■ **WHAT IS BEING ASKED**: Return every entry exactly.

Records contained in a dataset
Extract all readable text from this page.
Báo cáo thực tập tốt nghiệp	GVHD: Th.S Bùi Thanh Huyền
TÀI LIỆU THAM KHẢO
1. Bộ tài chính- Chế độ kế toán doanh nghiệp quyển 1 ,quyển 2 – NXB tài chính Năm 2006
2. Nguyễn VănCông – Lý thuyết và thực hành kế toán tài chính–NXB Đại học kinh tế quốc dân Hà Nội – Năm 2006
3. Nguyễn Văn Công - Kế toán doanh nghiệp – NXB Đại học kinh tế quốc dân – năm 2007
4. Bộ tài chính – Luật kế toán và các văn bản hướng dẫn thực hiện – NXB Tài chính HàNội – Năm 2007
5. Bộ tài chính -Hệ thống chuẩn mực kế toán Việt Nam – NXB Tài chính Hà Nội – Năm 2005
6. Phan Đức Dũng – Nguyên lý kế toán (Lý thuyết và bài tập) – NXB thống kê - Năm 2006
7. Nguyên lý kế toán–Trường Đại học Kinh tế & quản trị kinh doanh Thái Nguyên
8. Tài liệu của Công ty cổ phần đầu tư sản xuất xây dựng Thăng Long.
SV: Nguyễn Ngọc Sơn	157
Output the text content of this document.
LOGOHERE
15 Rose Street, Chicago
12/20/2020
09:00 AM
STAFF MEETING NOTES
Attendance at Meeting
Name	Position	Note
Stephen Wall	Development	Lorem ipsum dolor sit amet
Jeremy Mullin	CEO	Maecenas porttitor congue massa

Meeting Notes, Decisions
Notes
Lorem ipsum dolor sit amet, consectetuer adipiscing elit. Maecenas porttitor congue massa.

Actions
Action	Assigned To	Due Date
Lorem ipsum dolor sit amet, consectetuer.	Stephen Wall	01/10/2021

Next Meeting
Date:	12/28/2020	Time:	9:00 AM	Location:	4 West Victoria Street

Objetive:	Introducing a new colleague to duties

■ **EXERCISE SOLUTION**:
Extract all readable text from this page.
Báo cáo thực tập tốt nghiệp	GVHD: Th.S Bùi Thanh Huyền
TÀI LIỆU THAM KHẢO
1. Bộ tài chính- Chế độ kế toán doanh nghiệp quyển 1 ,quyển 2 – NXB tài chính Năm 2006
2. Nguyễn VănCông – Lý thuyết và thực hành kế toán tài chính–NXB Đại học kinh tế quốc dân Hà Nội – Năm 2006
3. Nguyễn Văn Công - Kế toán doanh nghiệp – NXB Đại học kinh tế quốc dân – năm 2007
4. Bộ tài chính – Luật kế toán và các văn bản hướng dẫn thực hiện – NXB Tài chính HàNội – Năm 2007
5. Bộ tài chính -Hệ thống chuẩn mực kế toán Việt Nam – NXB Tài chính Hà Nội – Năm 2005
6. Phan Đức Dũng – Nguyên lý kế toán (Lý thuyết và bài tập) – NXB thống kê - Năm 2006
7. Nguyên lý kế toán–Trường Đại học Kinh tế & quản trị kinh doanh Thái Nguyên
8. Tài liệu của Công ty cổ phần đầu tư sản xuất xây dựng Thăng Long.
SV: Nguyễn Ngọc Sơn	157
Output the text content of this document.
LOGOHERE
15 Rose Street, Chicago
12/20/2020
09:00 AM
STAFF MEETING NOTES
Attendance at Meeting
Name	Position	Note
Stephen Wall	Development	Lorem ipsum dolor sit amet
Jeremy Mullin	CEO	Maecenas porttitor congue massa

Meeting Notes, Decisions
Notes
Lorem ipsum dolor sit amet, consectetuer adipiscing elit. Maecenas porttitor congue massa.

Actions
Action	Assigned To	Due Date
Lorem ipsum dolor sit amet, consectetuer.	Stephen Wall	01/10/2021

Next Meeting
Date:	12/28/2020	Time:	9:00 AM	Location:	4 West Victoria Street

Objetive:	Introducing a new colleague to duties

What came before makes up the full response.